--- BEGIN ---

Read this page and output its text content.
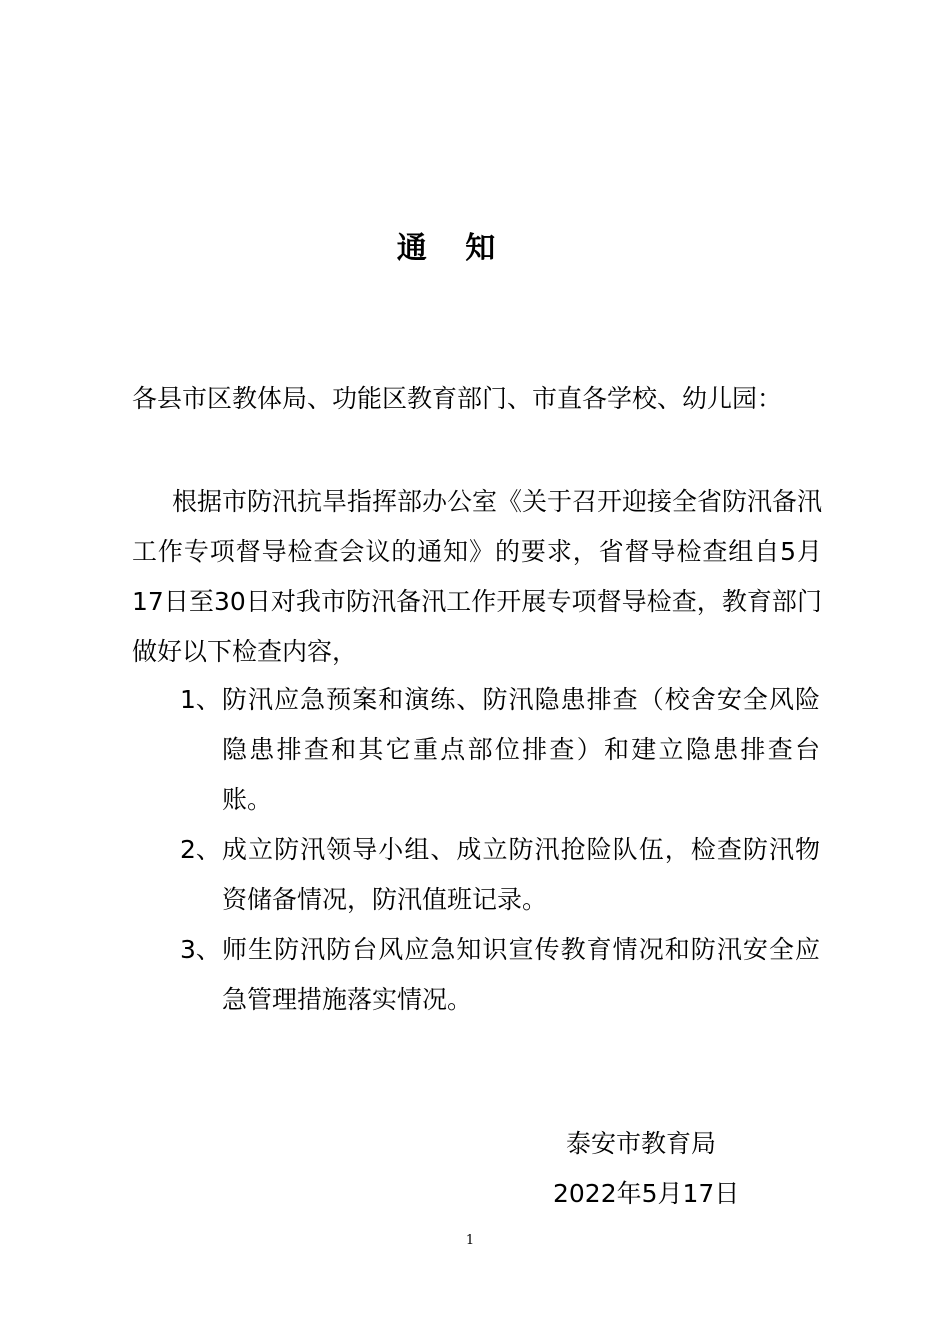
通 知
各县市区教体局、功能区教育部门、市直各学校、幼儿园：
根据市防汛抗旱指挥部办公室《关于召开迎接全省防汛备汛工作专项督导检查会议的通知》的要求，省督导检查组自5月17日至30日对我市防汛备汛工作开展专项督导检查，教育部门做好以下检查内容，
1、 防汛应急预案和演练、防汛隐患排查（校舍安全风险隐患排查和其它重点部位排查）和建立隐患排查台账。
2、 成立防汛领导小组、成立防汛抢险队伍，检查防汛物资储备情况，防汛值班记录。
3、 师生防汛防台风应急知识宣传教育情况和防汛安全应急管理措施落实情况。
泰安市教育局
2022年5月17日
1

--- END ---

Task brief: Exactly as written, return every line of the listing, but not the pictures.

Exercise response:
Read this page and output its text content.
通 知
各县市区教体局、功能区教育部门、市直各学校、幼儿园：
根据市防汛抗旱指挥部办公室《关于召开迎接全省防汛备汛工作专项督导检查会议的通知》的要求，省督导检查组自5月17日至30日对我市防汛备汛工作开展专项督导检查，教育部门做好以下检查内容，
1、 防汛应急预案和演练、防汛隐患排查（校舍安全风险隐患排查和其它重点部位排查）和建立隐患排查台账。
2、 成立防汛领导小组、成立防汛抢险队伍，检查防汛物资储备情况，防汛值班记录。
3、 师生防汛防台风应急知识宣传教育情况和防汛安全应急管理措施落实情况。
泰安市教育局
2022年5月17日
1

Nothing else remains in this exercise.